=== EXTRACTED ENTRIES ===

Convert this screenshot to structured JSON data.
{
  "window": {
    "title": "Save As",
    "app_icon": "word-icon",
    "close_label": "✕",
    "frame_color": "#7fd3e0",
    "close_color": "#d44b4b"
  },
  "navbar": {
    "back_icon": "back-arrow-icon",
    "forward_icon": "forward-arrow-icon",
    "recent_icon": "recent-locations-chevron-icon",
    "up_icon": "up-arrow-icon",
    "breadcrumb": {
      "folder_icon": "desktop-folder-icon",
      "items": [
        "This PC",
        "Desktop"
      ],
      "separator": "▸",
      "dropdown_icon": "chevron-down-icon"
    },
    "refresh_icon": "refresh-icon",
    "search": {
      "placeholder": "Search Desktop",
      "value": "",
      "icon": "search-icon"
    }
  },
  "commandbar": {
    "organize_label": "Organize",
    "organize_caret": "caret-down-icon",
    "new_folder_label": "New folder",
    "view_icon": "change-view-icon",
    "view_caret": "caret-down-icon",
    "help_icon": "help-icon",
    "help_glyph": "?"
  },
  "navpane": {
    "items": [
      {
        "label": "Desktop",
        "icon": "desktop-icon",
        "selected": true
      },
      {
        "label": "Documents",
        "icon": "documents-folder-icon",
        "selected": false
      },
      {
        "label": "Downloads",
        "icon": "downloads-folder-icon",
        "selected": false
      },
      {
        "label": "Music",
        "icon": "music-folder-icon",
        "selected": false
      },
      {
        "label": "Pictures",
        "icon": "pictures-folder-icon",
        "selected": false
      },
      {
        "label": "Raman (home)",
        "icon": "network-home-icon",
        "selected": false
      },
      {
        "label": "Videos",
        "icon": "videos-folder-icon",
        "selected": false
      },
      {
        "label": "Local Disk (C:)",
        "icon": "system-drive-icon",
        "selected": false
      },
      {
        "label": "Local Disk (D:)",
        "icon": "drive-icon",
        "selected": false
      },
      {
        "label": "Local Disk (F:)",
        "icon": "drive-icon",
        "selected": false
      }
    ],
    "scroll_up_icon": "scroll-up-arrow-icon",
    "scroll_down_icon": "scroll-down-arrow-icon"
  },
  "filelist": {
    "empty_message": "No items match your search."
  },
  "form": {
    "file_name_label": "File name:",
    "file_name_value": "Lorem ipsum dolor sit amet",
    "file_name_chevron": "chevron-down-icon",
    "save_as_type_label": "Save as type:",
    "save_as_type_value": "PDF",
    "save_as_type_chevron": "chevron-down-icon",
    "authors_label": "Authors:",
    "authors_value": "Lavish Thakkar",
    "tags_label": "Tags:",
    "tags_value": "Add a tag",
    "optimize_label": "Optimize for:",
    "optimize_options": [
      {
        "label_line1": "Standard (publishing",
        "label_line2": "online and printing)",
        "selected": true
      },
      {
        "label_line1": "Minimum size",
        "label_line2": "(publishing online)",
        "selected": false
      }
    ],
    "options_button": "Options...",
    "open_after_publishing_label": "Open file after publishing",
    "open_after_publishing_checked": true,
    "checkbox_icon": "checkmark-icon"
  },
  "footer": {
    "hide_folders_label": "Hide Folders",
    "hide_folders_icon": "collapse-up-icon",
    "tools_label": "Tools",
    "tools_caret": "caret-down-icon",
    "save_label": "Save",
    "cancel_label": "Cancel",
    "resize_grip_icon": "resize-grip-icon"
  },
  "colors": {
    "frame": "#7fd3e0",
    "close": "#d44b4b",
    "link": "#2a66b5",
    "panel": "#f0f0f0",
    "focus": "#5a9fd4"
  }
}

===

Identify lines with the string "scroll". Copy each one.

THE COMPLETED TASK:
    "scroll_up_icon": "scroll-up-arrow-icon",
    "scroll_down_icon": "scroll-down-arrow-icon"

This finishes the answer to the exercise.